## DESCRIPTION OF THE TASK
Reproduce every record exactly as it appears, but not the pictures.

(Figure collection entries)
☆ ☆ ☆ ☆
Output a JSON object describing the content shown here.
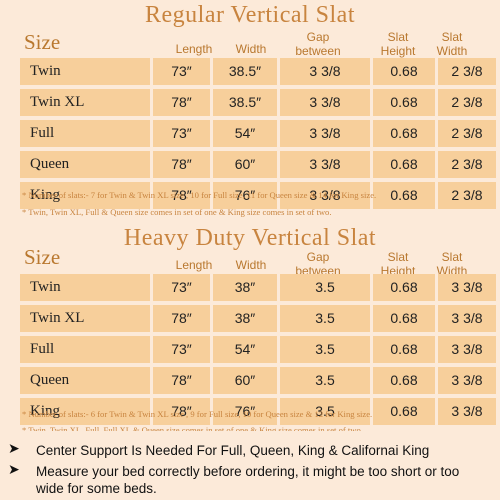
{
  "regular": {
    "title": "Regular Vertical Slat",
    "headers": {
      "size": "Size",
      "length": "Length",
      "width": "Width",
      "gap": "Gap between slats",
      "height": "Slat Height",
      "slat_width": "Slat Width"
    },
    "rows": [
      {
        "size": "Twin",
        "length": "73″",
        "width": "38.5″",
        "gap": "3 3/8",
        "height": "0.68",
        "slat_width": "2 3/8"
      },
      {
        "size": "Twin XL",
        "length": "78″",
        "width": "38.5″",
        "gap": "3 3/8",
        "height": "0.68",
        "slat_width": "2 3/8"
      },
      {
        "size": "Full",
        "length": "73″",
        "width": "54″",
        "gap": "3 3/8",
        "height": "0.68",
        "slat_width": "2 3/8"
      },
      {
        "size": "Queen",
        "length": "78″",
        "width": "60″",
        "gap": "3 3/8",
        "height": "0.68",
        "slat_width": "2 3/8"
      },
      {
        "size": "King",
        "length": "78″",
        "width": "76″",
        "gap": "3 3/8",
        "height": "0.68",
        "slat_width": "2 3/8"
      }
    ],
    "note1": "* Number of slats:- 7 for Twin & Twin XL size , 10 for Full size, 11 for Queen size & 14 for King size.",
    "note2": "* Twin, Twin XL, Full & Queen size comes in set of  one &  King size comes in set of two."
  },
  "heavy": {
    "title": "Heavy Duty Vertical Slat",
    "headers": {
      "size": "Size",
      "length": "Length",
      "width": "Width",
      "gap": "Gap between slats",
      "height": "Slat Height",
      "slat_width": "Slat Width"
    },
    "rows": [
      {
        "size": "Twin",
        "length": "73″",
        "width": "38″",
        "gap": "3.5",
        "height": "0.68",
        "slat_width": "3 3/8"
      },
      {
        "size": "Twin XL",
        "length": "78″",
        "width": "38″",
        "gap": "3.5",
        "height": "0.68",
        "slat_width": "3 3/8"
      },
      {
        "size": "Full",
        "length": "73″",
        "width": "54″",
        "gap": "3.5",
        "height": "0.68",
        "slat_width": "3 3/8"
      },
      {
        "size": "Queen",
        "length": "78″",
        "width": "60″",
        "gap": "3.5",
        "height": "0.68",
        "slat_width": "3 3/8"
      },
      {
        "size": "King",
        "length": "78″",
        "width": "76″",
        "gap": "3.5",
        "height": "0.68",
        "slat_width": "3 3/8"
      }
    ],
    "note1": "* Number of slats:- 6 for Twin & Twin XL size , 9 for Full size, 10 for Queen size & 12 for King size.",
    "note2": "* Twin, Twin XL, Full, Full XL & Queen size comes in set of  one &  King size comes in set of  two."
  },
  "bullets": [
    {
      "icon": "arrow-bullet-icon",
      "symbol": "➤",
      "text": "Center Support Is Needed For Full, Queen, King & Californai King"
    },
    {
      "icon": "arrow-bullet-icon",
      "symbol": "➤",
      "text": "Measure your bed correctly before ordering, it might be too short or too wide for some beds."
    }
  ],
  "colors": {
    "background": "#fcead9",
    "row_fill": "#f7cf9b",
    "accent": "#c8843f"
  }
}
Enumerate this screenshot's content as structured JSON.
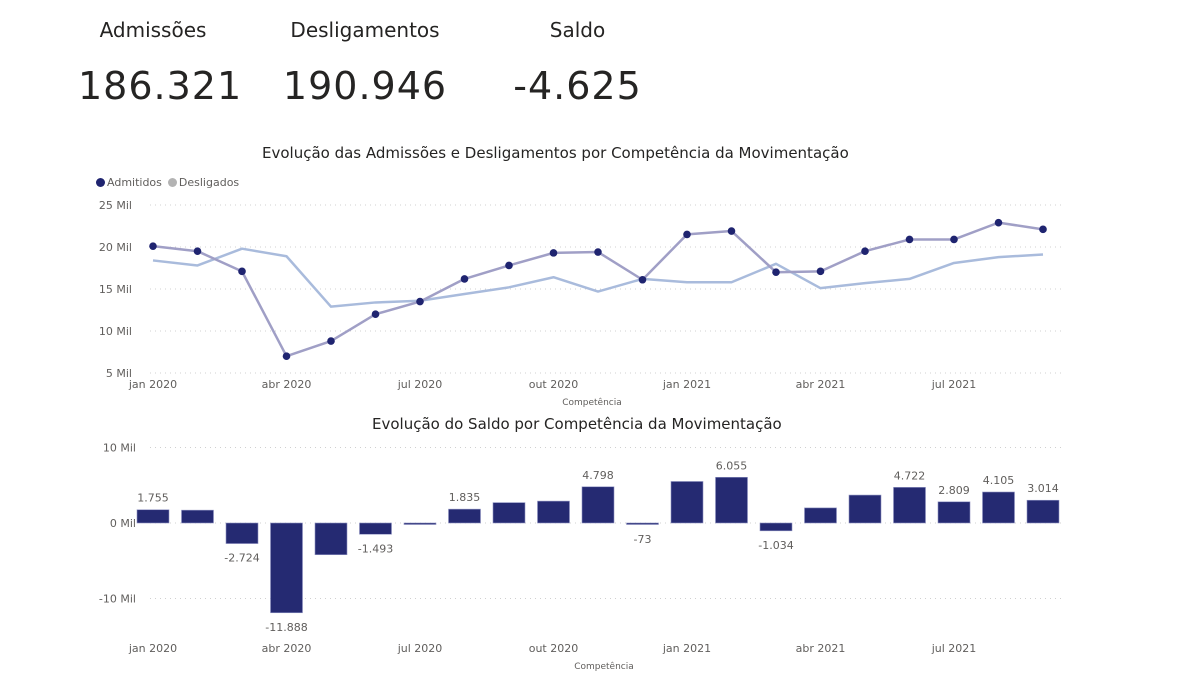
☆ ☆ ☆ ☆
## ANSWER BELOW
Output a JSON object describing the content shown here.
{
  "regular": {
    "title": "Regular Vertical Slat",
    "headers": {
      "size": "Size",
      "length": "Length",
      "width": "Width",
      "gap": "Gap between slats",
      "height": "Slat Height",
      "slat_width": "Slat Width"
    },
    "rows": [
      {
        "size": "Twin",
        "length": "73″",
        "width": "38.5″",
        "gap": "3 3/8",
        "height": "0.68",
        "slat_width": "2 3/8"
      },
      {
        "size": "Twin XL",
        "length": "78″",
        "width": "38.5″",
        "gap": "3 3/8",
        "height": "0.68",
        "slat_width": "2 3/8"
      },
      {
        "size": "Full",
        "length": "73″",
        "width": "54″",
        "gap": "3 3/8",
        "height": "0.68",
        "slat_width": "2 3/8"
      },
      {
        "size": "Queen",
        "length": "78″",
        "width": "60″",
        "gap": "3 3/8",
        "height": "0.68",
        "slat_width": "2 3/8"
      },
      {
        "size": "King",
        "length": "78″",
        "width": "76″",
        "gap": "3 3/8",
        "height": "0.68",
        "slat_width": "2 3/8"
      }
    ],
    "note1": "* Number of slats:- 7 for Twin & Twin XL size , 10 for Full size, 11 for Queen size & 14 for King size.",
    "note2": "* Twin, Twin XL, Full & Queen size comes in set of  one &  King size comes in set of two."
  },
  "heavy": {
    "title": "Heavy Duty Vertical Slat",
    "headers": {
      "size": "Size",
      "length": "Length",
      "width": "Width",
      "gap": "Gap between slats",
      "height": "Slat Height",
      "slat_width": "Slat Width"
    },
    "rows": [
      {
        "size": "Twin",
        "length": "73″",
        "width": "38″",
        "gap": "3.5",
        "height": "0.68",
        "slat_width": "3 3/8"
      },
      {
        "size": "Twin XL",
        "length": "78″",
        "width": "38″",
        "gap": "3.5",
        "height": "0.68",
        "slat_width": "3 3/8"
      },
      {
        "size": "Full",
        "length": "73″",
        "width": "54″",
        "gap": "3.5",
        "height": "0.68",
        "slat_width": "3 3/8"
      },
      {
        "size": "Queen",
        "length": "78″",
        "width": "60″",
        "gap": "3.5",
        "height": "0.68",
        "slat_width": "3 3/8"
      },
      {
        "size": "King",
        "length": "78″",
        "width": "76″",
        "gap": "3.5",
        "height": "0.68",
        "slat_width": "3 3/8"
      }
    ],
    "note1": "* Number of slats:- 6 for Twin & Twin XL size , 9 for Full size, 10 for Queen size & 12 for King size.",
    "note2": "* Twin, Twin XL, Full, Full XL & Queen size comes in set of  one &  King size comes in set of  two."
  },
  "bullets": [
    {
      "icon": "arrow-bullet-icon",
      "symbol": "➤",
      "text": "Center Support Is Needed For Full, Queen, King & Californai King"
    },
    {
      "icon": "arrow-bullet-icon",
      "symbol": "➤",
      "text": "Measure your bed correctly before ordering, it might be too short or too wide for some beds."
    }
  ],
  "colors": {
    "background": "#fcead9",
    "row_fill": "#f7cf9b",
    "accent": "#c8843f"
  }
}
Enumerate this screenshot's content as structured JSON.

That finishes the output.